- _What this task involves_
How many lines in the records below hold the string "기반시설"? Answer with the number alone.

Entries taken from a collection
## begin

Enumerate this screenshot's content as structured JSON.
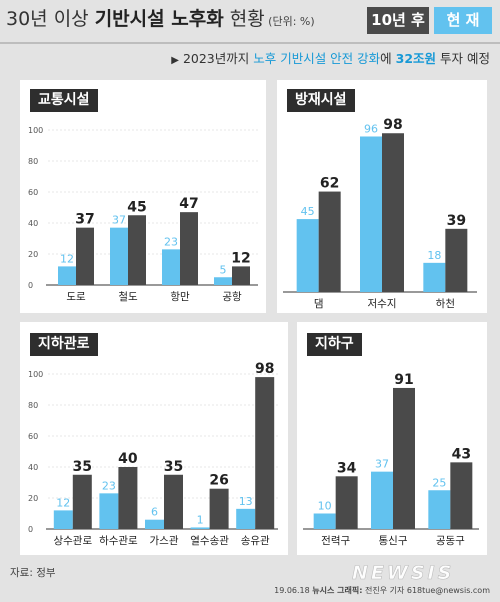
{
  "header": {
    "title_part1": "30년 이상 ",
    "title_bold": "기반시설 노후화",
    "title_part2": " 현황",
    "unit": " (단위: %)",
    "legend_future": "10년 후",
    "legend_now": "현 재"
  },
  "subtitle": {
    "prefix": "2023년까지 ",
    "highlight": "노후 기반시설 안전 강화",
    "mid": "에 ",
    "amount": "32조원",
    "suffix": " 투자 예정"
  },
  "colors": {
    "now": "#62c2ef",
    "future": "#4a4a4a",
    "panel_title_bg": "#2e2e2e",
    "background": "#e3e3e3"
  },
  "source": "자료: 정부",
  "credit": {
    "date": "19.06.18 ",
    "org": "뉴시스 그래픽:",
    "author": " 전진우 기자 618tue@newsis.com"
  },
  "logo": "NEWSIS",
  "chart_data": [
    {
      "type": "bar",
      "title": "교통시설",
      "categories": [
        "도로",
        "철도",
        "항만",
        "공항"
      ],
      "series": [
        {
          "name": "현 재",
          "values": [
            12,
            37,
            23,
            5
          ]
        },
        {
          "name": "10년 후",
          "values": [
            37,
            45,
            47,
            12
          ]
        }
      ],
      "yticks": [
        0,
        20,
        40,
        60,
        80,
        100
      ],
      "ylim": [
        0,
        100
      ]
    },
    {
      "type": "bar",
      "title": "방재시설",
      "categories": [
        "댐",
        "저수지",
        "하천"
      ],
      "series": [
        {
          "name": "현 재",
          "values": [
            45,
            96,
            18
          ]
        },
        {
          "name": "10년 후",
          "values": [
            62,
            98,
            39
          ]
        }
      ],
      "ylim": [
        0,
        100
      ]
    },
    {
      "type": "bar",
      "title": "지하관로",
      "categories": [
        "상수관로",
        "하수관로",
        "가스관",
        "열수송관",
        "송유관"
      ],
      "series": [
        {
          "name": "현 재",
          "values": [
            12,
            23,
            6,
            1,
            13
          ]
        },
        {
          "name": "10년 후",
          "values": [
            35,
            40,
            35,
            26,
            98
          ]
        }
      ],
      "yticks": [
        0,
        20,
        40,
        60,
        80,
        100
      ],
      "ylim": [
        0,
        100
      ]
    },
    {
      "type": "bar",
      "title": "지하구",
      "categories": [
        "전력구",
        "통신구",
        "공동구"
      ],
      "series": [
        {
          "name": "현 재",
          "values": [
            10,
            37,
            25
          ]
        },
        {
          "name": "10년 후",
          "values": [
            34,
            91,
            43
          ]
        }
      ],
      "ylim": [
        0,
        100
      ]
    }
  ]
}
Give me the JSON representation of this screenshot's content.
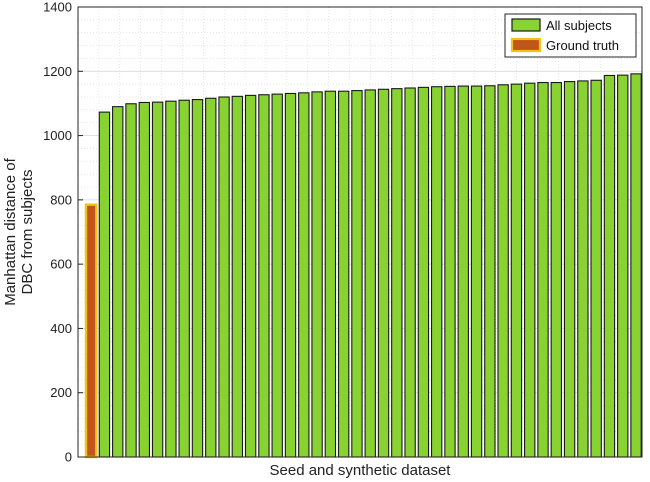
{
  "chart_data": {
    "type": "bar",
    "title": "",
    "xlabel": "Seed and synthetic dataset",
    "ylabel_lines": [
      "Manhattan distance of",
      "DBC from subjects"
    ],
    "ylim": [
      0,
      1400
    ],
    "yticks": [
      0,
      200,
      400,
      600,
      800,
      1000,
      1200,
      1400
    ],
    "grid": true,
    "grid_minor": true,
    "legend_position": "top-right",
    "series": [
      {
        "name": "Ground truth",
        "color": "#c0561b",
        "edge_color": "#f2c21b",
        "values": [
          785
        ]
      },
      {
        "name": "All subjects",
        "color": "#88d231",
        "edge_color": "#1a1a1a",
        "values": [
          1073,
          1090,
          1099,
          1103,
          1104,
          1107,
          1110,
          1112,
          1116,
          1120,
          1122,
          1125,
          1127,
          1129,
          1131,
          1133,
          1136,
          1138,
          1138,
          1140,
          1142,
          1144,
          1146,
          1148,
          1150,
          1152,
          1153,
          1154,
          1154,
          1155,
          1158,
          1160,
          1163,
          1165,
          1165,
          1168,
          1170,
          1172,
          1187,
          1188,
          1192
        ]
      }
    ]
  }
}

## end

- _Exercise output_
2